_REQUEST_. Go through the entries below and write each one out exactly.

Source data
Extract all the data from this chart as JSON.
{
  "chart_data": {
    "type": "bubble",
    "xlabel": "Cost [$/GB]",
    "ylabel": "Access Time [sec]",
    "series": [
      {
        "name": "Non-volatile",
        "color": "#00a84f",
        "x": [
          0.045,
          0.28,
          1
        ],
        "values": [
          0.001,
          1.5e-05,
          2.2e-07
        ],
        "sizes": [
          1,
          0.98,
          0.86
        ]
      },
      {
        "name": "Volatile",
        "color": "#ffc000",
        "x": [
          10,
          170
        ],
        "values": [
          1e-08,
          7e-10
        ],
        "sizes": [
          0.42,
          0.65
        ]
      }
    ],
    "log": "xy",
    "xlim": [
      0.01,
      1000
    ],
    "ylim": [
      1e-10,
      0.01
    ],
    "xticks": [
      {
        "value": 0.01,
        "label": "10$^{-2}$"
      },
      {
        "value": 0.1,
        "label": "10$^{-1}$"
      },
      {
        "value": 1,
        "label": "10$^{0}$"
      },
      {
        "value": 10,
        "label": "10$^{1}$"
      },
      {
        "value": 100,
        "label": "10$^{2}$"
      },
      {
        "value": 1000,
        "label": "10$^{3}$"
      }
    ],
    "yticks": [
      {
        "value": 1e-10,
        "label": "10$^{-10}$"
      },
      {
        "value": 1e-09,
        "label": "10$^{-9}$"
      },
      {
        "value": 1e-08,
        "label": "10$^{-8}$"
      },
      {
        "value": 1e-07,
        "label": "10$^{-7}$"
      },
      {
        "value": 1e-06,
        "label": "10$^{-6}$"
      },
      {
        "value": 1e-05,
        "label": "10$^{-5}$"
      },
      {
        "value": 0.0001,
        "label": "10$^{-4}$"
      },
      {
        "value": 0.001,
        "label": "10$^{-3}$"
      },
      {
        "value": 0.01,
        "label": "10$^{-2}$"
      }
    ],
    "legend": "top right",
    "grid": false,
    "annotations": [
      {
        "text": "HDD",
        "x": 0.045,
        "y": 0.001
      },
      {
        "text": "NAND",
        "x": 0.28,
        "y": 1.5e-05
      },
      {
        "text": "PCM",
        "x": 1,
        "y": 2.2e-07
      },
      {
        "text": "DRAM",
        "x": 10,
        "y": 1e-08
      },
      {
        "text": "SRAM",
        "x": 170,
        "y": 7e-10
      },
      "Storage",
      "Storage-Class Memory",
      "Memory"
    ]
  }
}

_CORRECT ANSWER_.
Extract all the data from this chart as JSON.
{
  "chart_data": {
    "type": "bubble",
    "xlabel": "Cost [$/GB]",
    "ylabel": "Access Time [sec]",
    "series": [
      {
        "name": "Non-volatile",
        "color": "#00a84f",
        "x": [
          0.045,
          0.28,
          1
        ],
        "values": [
          0.001,
          1.5e-05,
          2.2e-07
        ],
        "sizes": [
          1,
          0.98,
          0.86
        ]
      },
      {
        "name": "Volatile",
        "color": "#ffc000",
        "x": [
          10,
          170
        ],
        "values": [
          1e-08,
          7e-10
        ],
        "sizes": [
          0.42,
          0.65
        ]
      }
    ],
    "log": "xy",
    "xlim": [
      0.01,
      1000
    ],
    "ylim": [
      1e-10,
      0.01
    ],
    "xticks": [
      {
        "value": 0.01,
        "label": "10$^{-2}$"
      },
      {
        "value": 0.1,
        "label": "10$^{-1}$"
      },
      {
        "value": 1,
        "label": "10$^{0}$"
      },
      {
        "value": 10,
        "label": "10$^{1}$"
      },
      {
        "value": 100,
        "label": "10$^{2}$"
      },
      {
        "value": 1000,
        "label": "10$^{3}$"
      }
    ],
    "yticks": [
      {
        "value": 1e-10,
        "label": "10$^{-10}$"
      },
      {
        "value": 1e-09,
        "label": "10$^{-9}$"
      },
      {
        "value": 1e-08,
        "label": "10$^{-8}$"
      },
      {
        "value": 1e-07,
        "label": "10$^{-7}$"
      },
      {
        "value": 1e-06,
        "label": "10$^{-6}$"
      },
      {
        "value": 1e-05,
        "label": "10$^{-5}$"
      },
      {
        "value": 0.0001,
        "label": "10$^{-4}$"
      },
      {
        "value": 0.001,
        "label": "10$^{-3}$"
      },
      {
        "value": 0.01,
        "label": "10$^{-2}$"
      }
    ],
    "legend": "top right",
    "grid": false,
    "annotations": [
      {
        "text": "HDD",
        "x": 0.045,
        "y": 0.001
      },
      {
        "text": "NAND",
        "x": 0.28,
        "y": 1.5e-05
      },
      {
        "text": "PCM",
        "x": 1,
        "y": 2.2e-07
      },
      {
        "text": "DRAM",
        "x": 10,
        "y": 1e-08
      },
      {
        "text": "SRAM",
        "x": 170,
        "y": 7e-10
      },
      "Storage",
      "Storage-Class Memory",
      "Memory"
    ]
  }
}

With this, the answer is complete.